Search the material below for the word "causes" and copy every line in which it occurs.

--- start ---

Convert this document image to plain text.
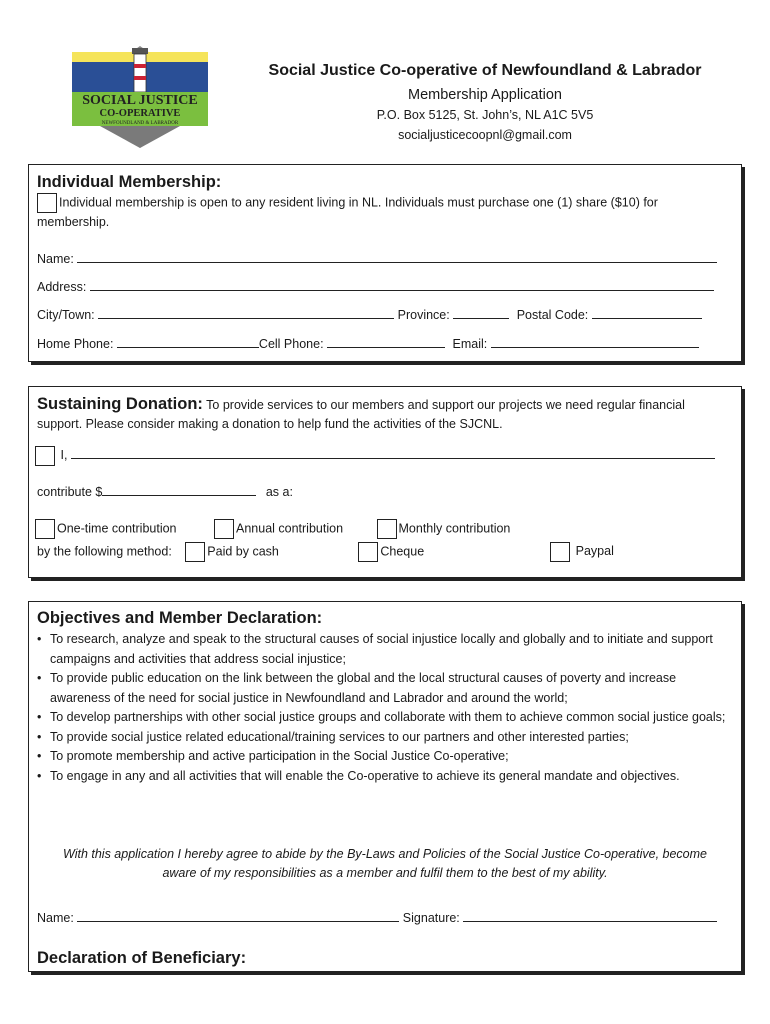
SOCIAL JUSTICE
CO-OPERATIVE
NEWFOUNDLAND & LABRADOR
Social Justice Co-operative of Newfoundland & Labrador
Membership Application
P.O. Box 5125, St. John’s, NL A1C 5V5
socialjusticecoopnl@gmail.com
Individual Membership:
Individual membership is open to any resident living in NL. Individuals must purchase one (1) share ($10) for membership.
Name:
Address:
City/Town:	Province:	Postal Code:
Home Phone:	Cell Phone:	Email:
Sustaining Donation: To provide services to our members and support our projects we need regular financial support. Please consider making a donation to help fund the activities of the SJCNL.
I,
contribute $	as a:
One-time contribution	Annual contribution	Monthly contribution
by the following method:	Paid by cash	Cheque	Paypal
Objectives and Member Declaration:
• To research, analyze and speak to the structural causes of social injustice locally and globally and to initiate and support campaigns and activities that address social injustice;
• To provide public education on the link between the global and the local structural causes of poverty and increase awareness of the need for social justice in Newfoundland and Labrador and around the world;
• To develop partnerships with other social justice groups and collaborate with them to achieve common social justice goals;
• To provide social justice related educational/training services to our partners and other interested parties;
• To promote membership and active participation in the Social Justice Co-operative;
• To engage in any and all activities that will enable the Co-operative to achieve its general mandate and objectives.
With this application I hereby agree to abide by the By-Laws and Policies of the Social Justice Co-operative, become aware of my responsibilities as a member and fulfil them to the best of my ability.
Name:	Signature:
Declaration of Beneficiary:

--- end ---

* [OUTPUT FOR THIS TASK]
• To research, analyze and speak to the structural causes of social injustice locally and globally and to initiate and support campaigns and activities that address social injustice;
• To provide public education on the link between the global and the local structural causes of poverty and increase awareness of the need for social justice in Newfoundland and Labrador and around the world;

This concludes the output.